Problem to work on. Copy each line that holds "tiêu".

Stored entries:
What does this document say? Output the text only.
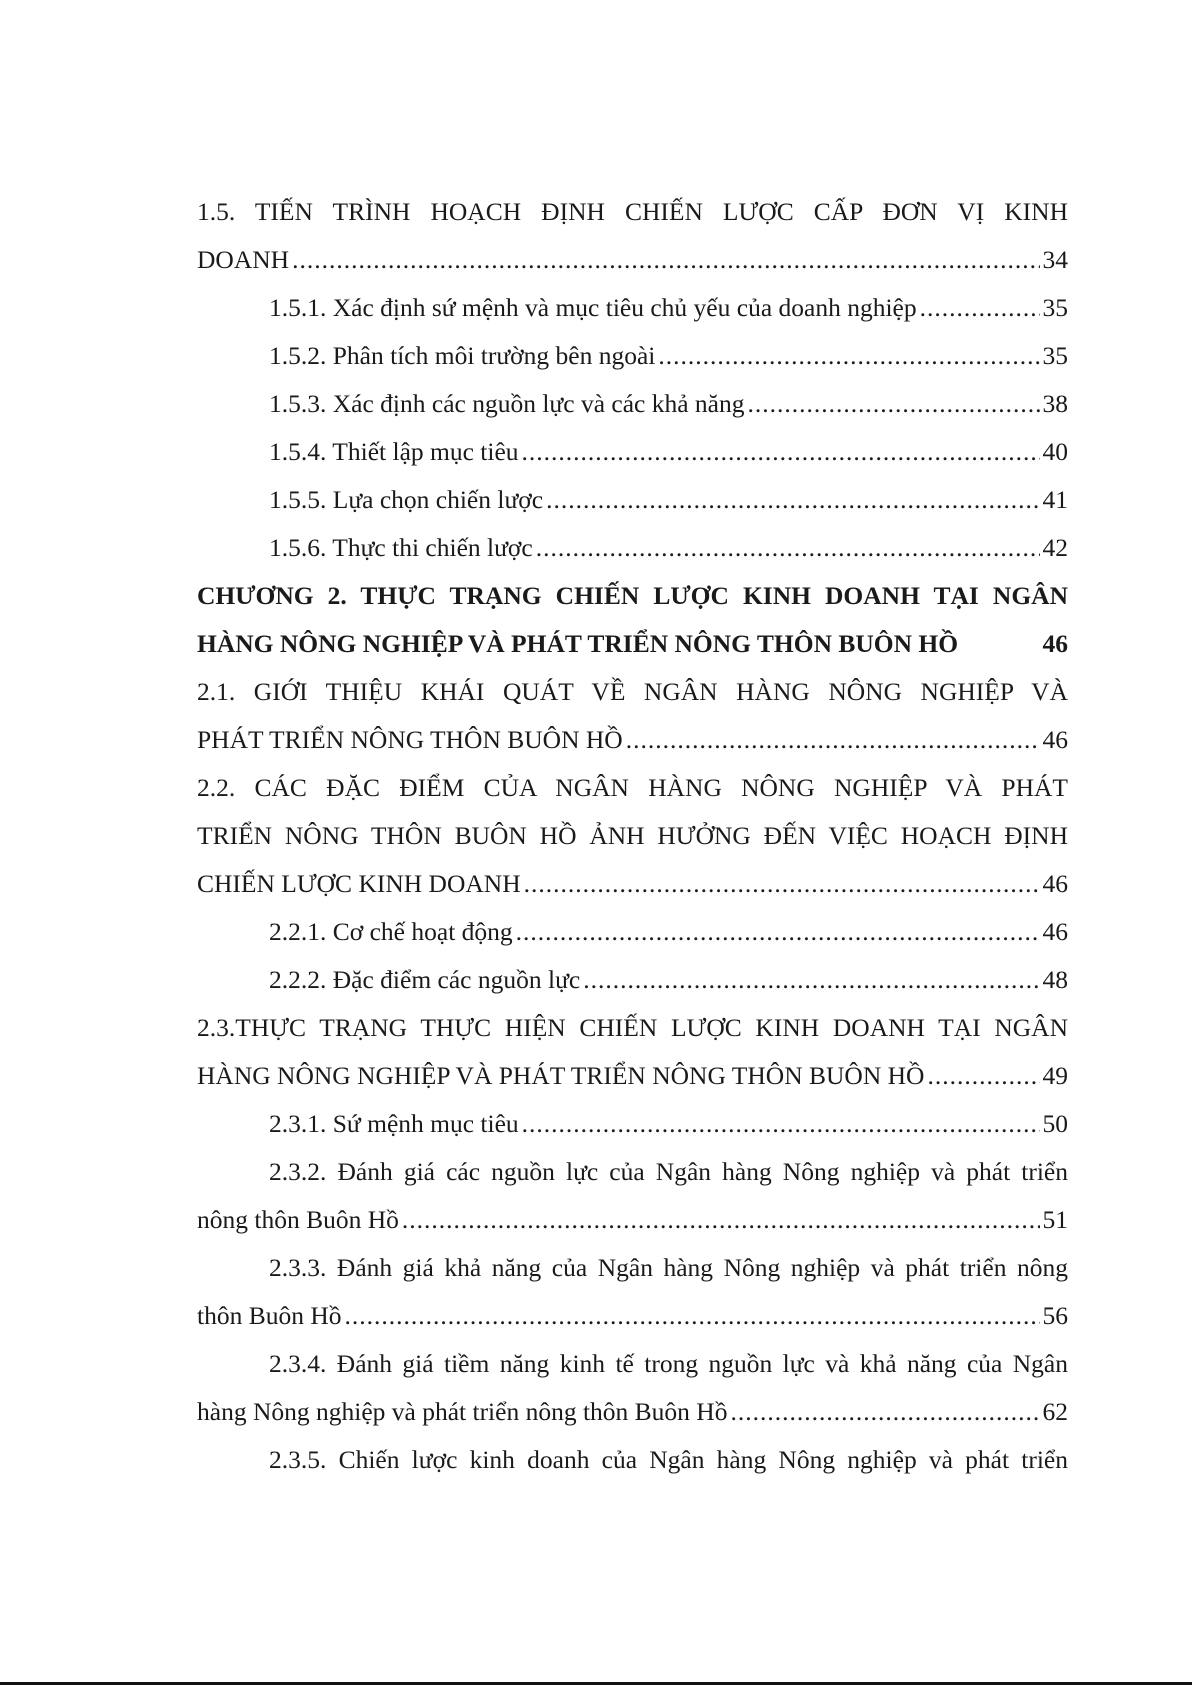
1.5. TIẾN TRÌNH HOẠCH ĐỊNH CHIẾN LƯỢC CẤP ĐƠN VỊ KINH
DOANH .....	34
1.5.1. Xác định sứ mệnh và mục tiêu chủ yếu của doanh nghiệp .....	35
1.5.2. Phân tích môi trường bên ngoài .....	35
1.5.3. Xác định các nguồn lực và các khả năng .....	38
1.5.4. Thiết lập mục tiêu .....	40
1.5.5. Lựa chọn chiến lược .....	41
1.5.6. Thực thi chiến lược .....	42
CHƯƠNG 2. THỰC TRẠNG CHIẾN LƯỢC KINH DOANH TẠI NGÂN
HÀNG NÔNG NGHIỆP VÀ PHÁT TRIỂN NÔNG THÔN BUÔN HỒ	46
2.1. GIỚI THIỆU KHÁI QUÁT VỀ NGÂN HÀNG NÔNG NGHIỆP VÀ
PHÁT TRIỂN NÔNG THÔN BUÔN HỒ .....	46
2.2. CÁC ĐẶC ĐIỂM CỦA NGÂN HÀNG NÔNG NGHIỆP VÀ PHÁT
TRIỂN NÔNG THÔN BUÔN HỒ ẢNH HƯỞNG ĐẾN VIỆC HOẠCH ĐỊNH
CHIẾN LƯỢC KINH DOANH .....	46
2.2.1. Cơ chế hoạt động .....	46
2.2.2. Đặc điểm các nguồn lực .....	48
2.3.THỰC TRẠNG THỰC HIỆN CHIẾN LƯỢC KINH DOANH TẠI NGÂN
HÀNG NÔNG NGHIỆP VÀ PHÁT TRIỂN NÔNG THÔN BUÔN HỒ .....	49
2.3.1. Sứ mệnh mục tiêu .....	50
2.3.2. Đánh giá các nguồn lực của Ngân hàng Nông nghiệp và phát triển
nông thôn Buôn Hồ .....	51
2.3.3. Đánh giá khả năng của Ngân hàng Nông nghiệp và phát triển nông
thôn Buôn Hồ .....	56
2.3.4. Đánh giá tiềm năng kinh tế trong nguồn lực và khả năng của Ngân
hàng Nông nghiệp và phát triển nông thôn Buôn Hồ .....	62
2.3.5. Chiến lược kinh doanh của Ngân hàng Nông nghiệp và phát triển
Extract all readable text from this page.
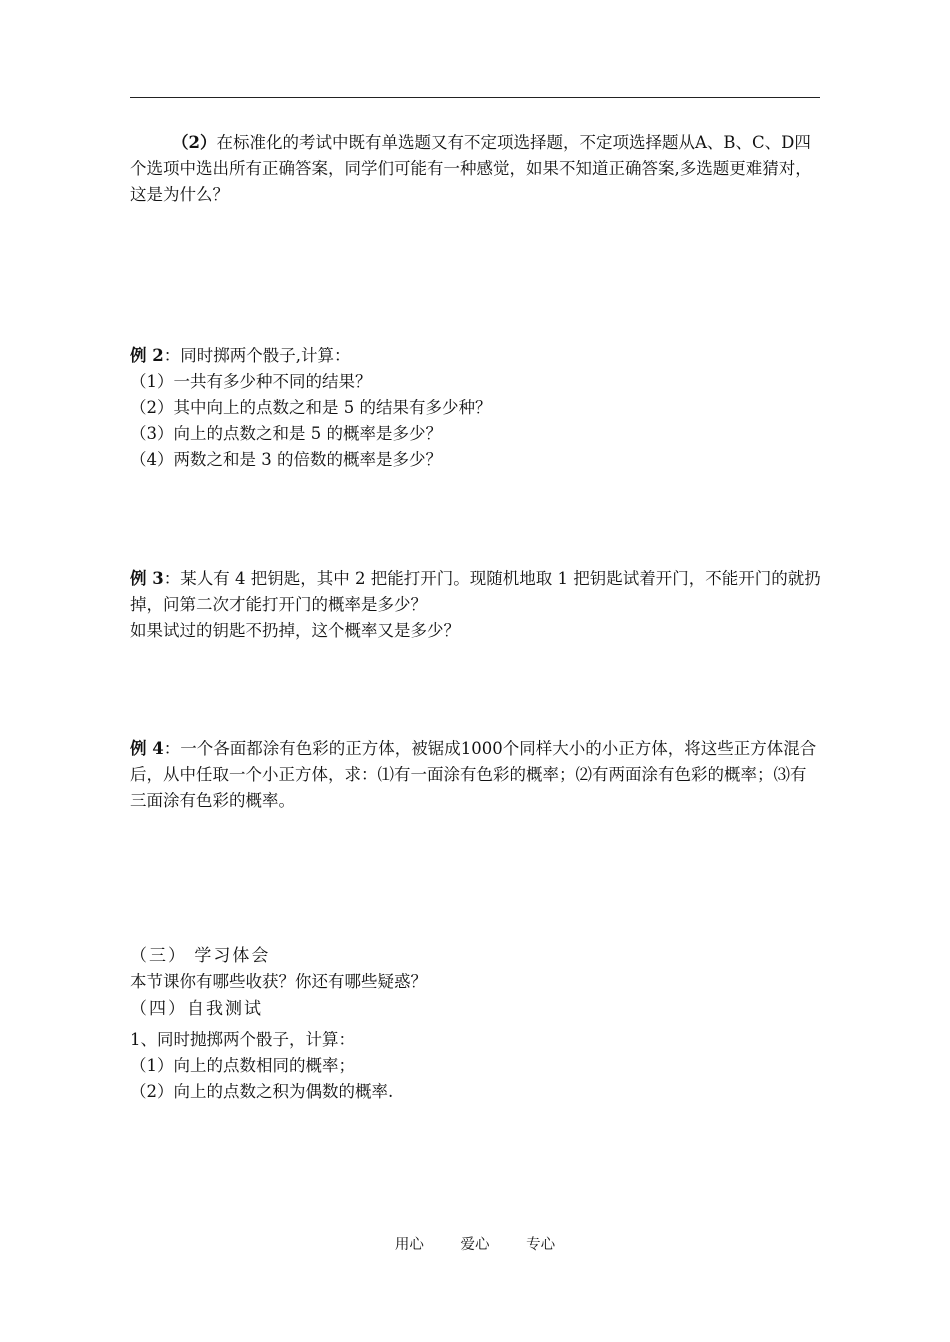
（2）在标准化的考试中既有单选题又有不定项选择题，不定项选择题从A、B、C、D四个选项中选出所有正确答案，同学们可能有一种感觉，如果不知道正确答案,多选题更难猜对，这是为什么？

例 2：同时掷两个骰子,计算：

（1）一共有多少种不同的结果？

（2）其中向上的点数之和是 5 的结果有多少种？

（3）向上的点数之和是 5 的概率是多少？

（4）两数之和是 3 的倍数的概率是多少？

例 3：某人有 4 把钥匙，其中 2 把能打开门。现随机地取 1 把钥匙试着开门，不能开门的就扔掉，问第二次才能打开门的概率是多少？

如果试过的钥匙不扔掉，这个概率又是多少？

例 4：一个各面都涂有色彩的正方体，被锯成1000个同样大小的小正方体，将这些正方体混合后，从中任取一个小正方体，求：⑴有一面涂有色彩的概率；⑵有两面涂有色彩的概率；⑶有三面涂有色彩的概率。

（三） 学习体会

本节课你有哪些收获？你还有哪些疑惑？

（四）自我测试

1、同时抛掷两个骰子，计算：

（1）向上的点数相同的概率；

（2）向上的点数之积为偶数的概率.

用心	爱心	专心
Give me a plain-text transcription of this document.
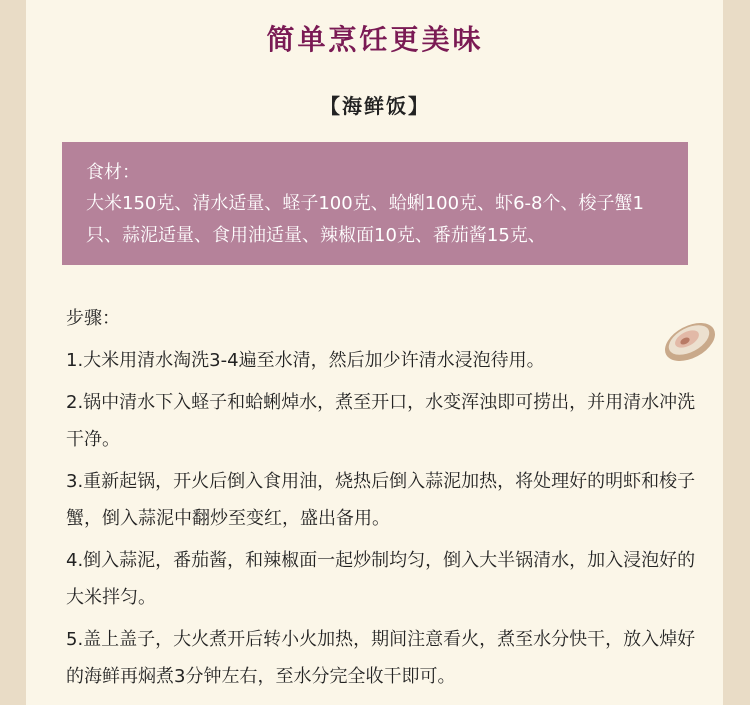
简单烹饪更美味
【海鲜饭】
食材：
大米150克、清水适量、蛏子100克、蛤蜊100克、虾6-8个、梭子蟹1只、蒜泥适量、食用油适量、辣椒面10克、番茄酱15克、
步骤：
1.大米用清水淘洗3-4遍至水清，然后加少许清水浸泡待用。
2.锅中清水下入蛏子和蛤蜊焯水，煮至开口，水变浑浊即可捞出，并用清水冲洗干净。
3.重新起锅，开火后倒入食用油，烧热后倒入蒜泥加热，将处理好的明虾和梭子蟹，倒入蒜泥中翻炒至变红，盛出备用。
4.倒入蒜泥，番茄酱，和辣椒面一起炒制均匀，倒入大半锅清水，加入浸泡好的大米拌匀。
5.盖上盖子，大火煮开后转小火加热，期间注意看火，煮至水分快干，放入焯好的海鲜再焖煮3分钟左右，至水分完全收干即可。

Result of this exercise.
1.5.1. Xác định sứ mệnh và mục tiêu chủ yếu của doanh nghiệp .....	35
1.5.4. Thiết lập mục tiêu .....	40
2.3.1. Sứ mệnh mục tiêu .....	50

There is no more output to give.